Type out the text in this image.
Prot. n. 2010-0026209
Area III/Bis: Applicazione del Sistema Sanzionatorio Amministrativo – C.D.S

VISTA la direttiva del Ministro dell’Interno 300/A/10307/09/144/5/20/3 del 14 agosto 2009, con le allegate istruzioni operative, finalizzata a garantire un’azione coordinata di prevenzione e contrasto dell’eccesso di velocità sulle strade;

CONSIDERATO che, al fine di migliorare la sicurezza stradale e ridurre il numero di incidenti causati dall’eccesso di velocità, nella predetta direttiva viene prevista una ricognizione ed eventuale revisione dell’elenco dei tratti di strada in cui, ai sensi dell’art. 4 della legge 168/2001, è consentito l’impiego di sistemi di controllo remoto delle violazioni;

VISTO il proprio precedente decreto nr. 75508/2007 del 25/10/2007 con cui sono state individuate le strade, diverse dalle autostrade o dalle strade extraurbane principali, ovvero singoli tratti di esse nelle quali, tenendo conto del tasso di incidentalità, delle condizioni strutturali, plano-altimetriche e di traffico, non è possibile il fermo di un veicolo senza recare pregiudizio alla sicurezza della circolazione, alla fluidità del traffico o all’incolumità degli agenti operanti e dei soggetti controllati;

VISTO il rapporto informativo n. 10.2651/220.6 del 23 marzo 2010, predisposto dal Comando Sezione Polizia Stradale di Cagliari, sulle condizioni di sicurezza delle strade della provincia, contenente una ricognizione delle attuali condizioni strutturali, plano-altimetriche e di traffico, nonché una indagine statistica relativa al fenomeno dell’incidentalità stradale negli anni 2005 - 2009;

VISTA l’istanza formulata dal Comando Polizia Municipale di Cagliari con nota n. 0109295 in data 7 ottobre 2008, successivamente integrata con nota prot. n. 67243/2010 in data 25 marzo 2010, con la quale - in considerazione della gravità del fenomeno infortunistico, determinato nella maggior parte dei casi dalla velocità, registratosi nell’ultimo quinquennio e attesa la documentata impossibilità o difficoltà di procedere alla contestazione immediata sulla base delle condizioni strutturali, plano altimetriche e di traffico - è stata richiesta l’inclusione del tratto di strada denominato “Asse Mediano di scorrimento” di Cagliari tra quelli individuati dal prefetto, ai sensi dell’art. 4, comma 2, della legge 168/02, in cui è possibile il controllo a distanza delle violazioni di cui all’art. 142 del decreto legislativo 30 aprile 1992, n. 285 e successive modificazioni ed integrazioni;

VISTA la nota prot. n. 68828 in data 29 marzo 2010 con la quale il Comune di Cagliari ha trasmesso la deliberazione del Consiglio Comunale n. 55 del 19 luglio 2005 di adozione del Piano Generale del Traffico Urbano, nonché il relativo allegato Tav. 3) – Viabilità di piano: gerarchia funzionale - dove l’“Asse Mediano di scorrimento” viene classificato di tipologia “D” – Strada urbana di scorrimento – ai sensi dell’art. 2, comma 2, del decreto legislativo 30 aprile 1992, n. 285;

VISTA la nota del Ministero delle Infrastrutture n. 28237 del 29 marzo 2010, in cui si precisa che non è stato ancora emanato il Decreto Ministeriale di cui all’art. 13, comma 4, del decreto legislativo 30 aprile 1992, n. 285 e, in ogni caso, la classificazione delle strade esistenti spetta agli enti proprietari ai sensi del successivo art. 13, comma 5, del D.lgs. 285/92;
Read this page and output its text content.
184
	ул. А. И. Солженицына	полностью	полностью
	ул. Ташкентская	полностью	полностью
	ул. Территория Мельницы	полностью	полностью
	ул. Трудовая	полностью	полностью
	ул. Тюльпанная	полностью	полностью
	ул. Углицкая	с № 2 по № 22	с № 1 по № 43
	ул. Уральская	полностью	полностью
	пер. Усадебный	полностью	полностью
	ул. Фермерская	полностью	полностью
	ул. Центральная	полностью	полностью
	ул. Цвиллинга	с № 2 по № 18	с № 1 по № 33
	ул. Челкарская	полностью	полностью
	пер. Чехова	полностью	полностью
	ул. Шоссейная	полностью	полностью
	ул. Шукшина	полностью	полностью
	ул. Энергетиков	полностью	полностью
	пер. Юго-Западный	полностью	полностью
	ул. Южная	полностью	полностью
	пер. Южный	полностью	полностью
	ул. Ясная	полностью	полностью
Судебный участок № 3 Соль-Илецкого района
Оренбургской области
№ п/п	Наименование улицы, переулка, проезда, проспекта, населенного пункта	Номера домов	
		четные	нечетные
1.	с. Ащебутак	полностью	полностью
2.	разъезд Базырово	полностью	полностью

--- Your goal ---
Return only the number of lines in the data that contain "text".

--- Result below ---
2